## Written instruction
Print the entries verbatim, leaving out the images they contain.

☆ ☆ ☆

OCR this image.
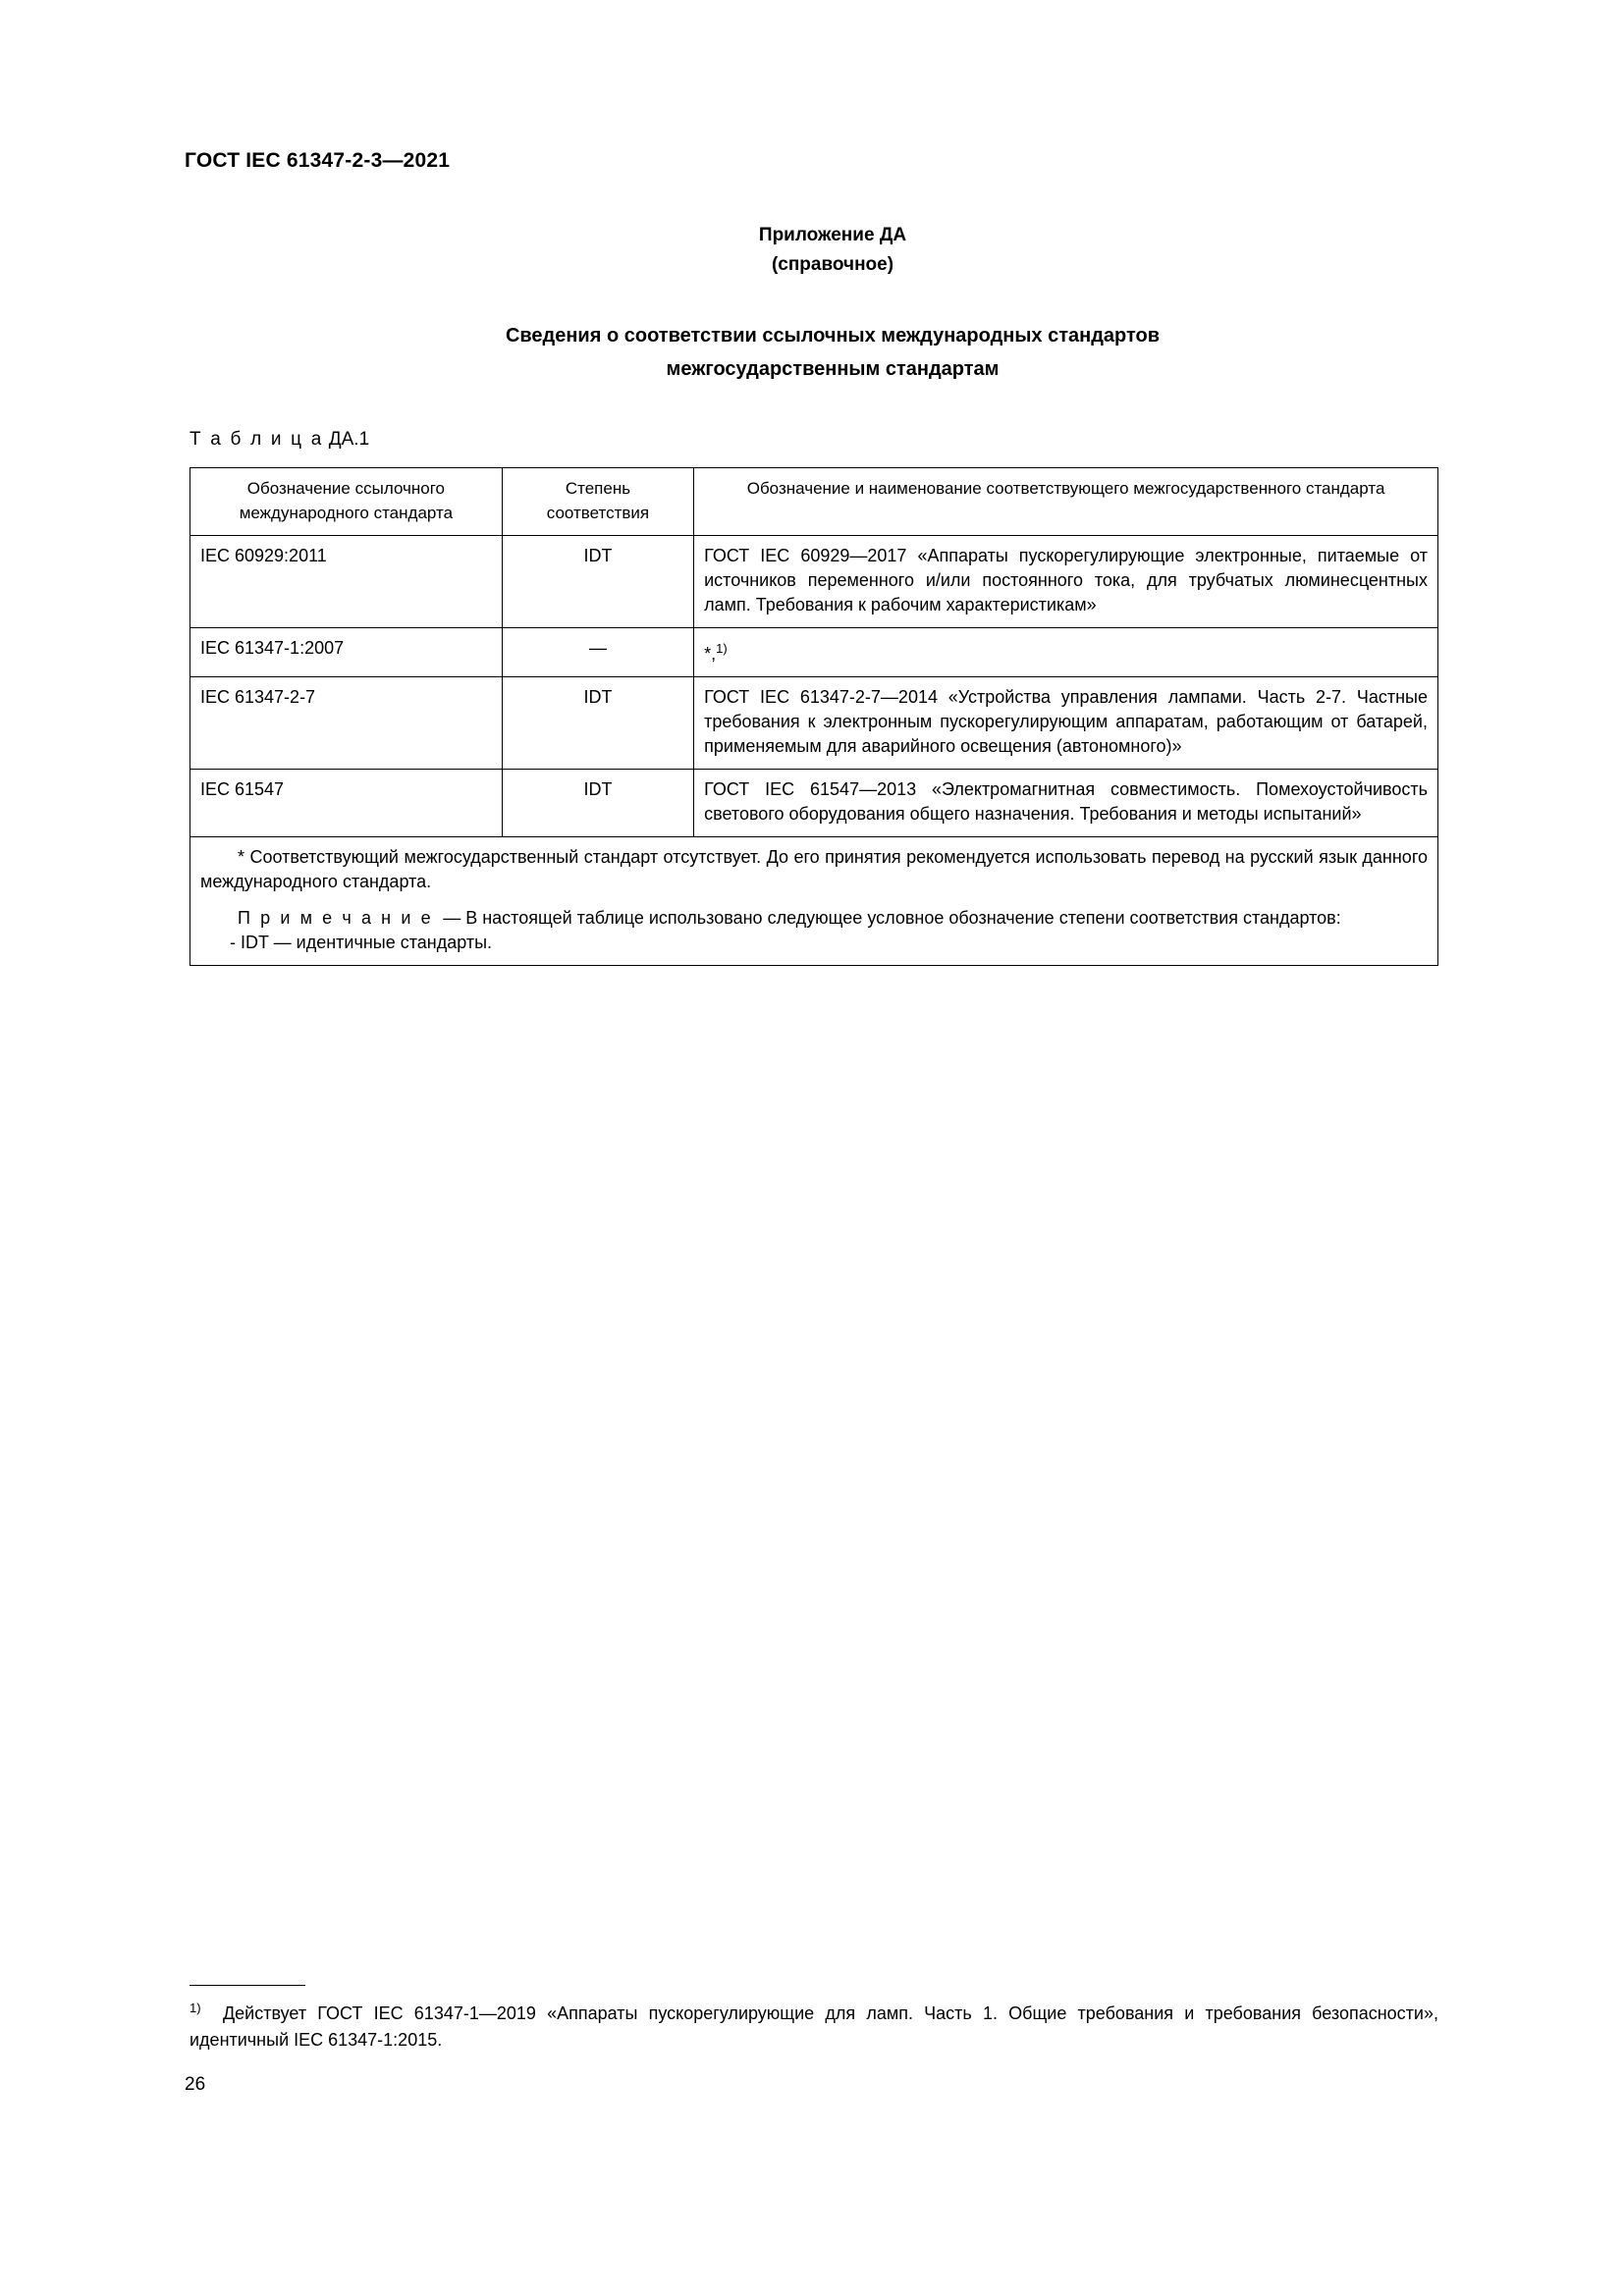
ГОСТ IEC 61347-2-3—2021
Приложение ДА
(справочное)
Сведения о соответствии ссылочных международных стандартов
межгосударственным стандартам
Т а б л и ц а ДА.1
Обозначение ссылочного международного стандарта	Степень соответствия	Обозначение и наименование соответствующего межгосударственного стандарта
IEC 60929:2011	IDT	ГОСТ IEC 60929—2017 «Аппараты пускорегулирующие электронные, питаемые от источников переменного и/или постоянного тока, для трубчатых люминесцентных ламп. Требования к рабочим характеристикам»
IEC 61347-1:2007	—	*,$^{1)}$
IEC 61347-2-7	IDT	ГОСТ IEC 61347-2-7—2014 «Устройства управления лампами. Часть 2-7. Частные требования к электронным пускорегулирующим аппаратам, работающим от батарей, применяемым для аварийного освещения (автономного)»
IEC 61547	IDT	ГОСТ IEC 61547—2013 «Электромагнитная совместимость. Помехоустойчивость светового оборудования общего назначения. Требования и методы испытаний»

* Соответствующий межгосударственный стандарт отсутствует. До его принятия рекомендуется использовать перевод на русский язык данного международного стандарта.

П р и м е ч а н и е — В настоящей таблице использовано следующее условное обозначение степени соответствия стандартов:

- IDT — идентичные стандарты.		

$^{1)}$ Действует ГОСТ IEC 61347-1—2019 «Аппараты пускорегулирующие для ламп. Часть 1. Общие требования и требования безопасности», идентичный IEC 61347-1:2015.
26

☆ ☆ ☆

## Response
OCR this image.
ГОСТ IEC 61347-2-3—2021
Приложение ДА
(справочное)
Сведения о соответствии ссылочных международных стандартов
межгосударственным стандартам
Т а б л и ц а ДА.1
Обозначение ссылочного международного стандарта	Степень соответствия	Обозначение и наименование соответствующего межгосударственного стандарта
IEC 60929:2011	IDT	ГОСТ IEC 60929—2017 «Аппараты пускорегулирующие электронные, питаемые от источников переменного и/или постоянного тока, для трубчатых люминесцентных ламп. Требования к рабочим характеристикам»
IEC 61347-1:2007	—	*,$^{1)}$
IEC 61347-2-7	IDT	ГОСТ IEC 61347-2-7—2014 «Устройства управления лампами. Часть 2-7. Частные требования к электронным пускорегулирующим аппаратам, работающим от батарей, применяемым для аварийного освещения (автономного)»
IEC 61547	IDT	ГОСТ IEC 61547—2013 «Электромагнитная совместимость. Помехоустойчивость светового оборудования общего назначения. Требования и методы испытаний»

* Соответствующий межгосударственный стандарт отсутствует. До его принятия рекомендуется использовать перевод на русский язык данного международного стандарта.

П р и м е ч а н и е — В настоящей таблице использовано следующее условное обозначение степени соответствия стандартов:

- IDT — идентичные стандарты.		

$^{1)}$ Действует ГОСТ IEC 61347-1—2019 «Аппараты пускорегулирующие для ламп. Часть 1. Общие требования и требования безопасности», идентичный IEC 61347-1:2015.
26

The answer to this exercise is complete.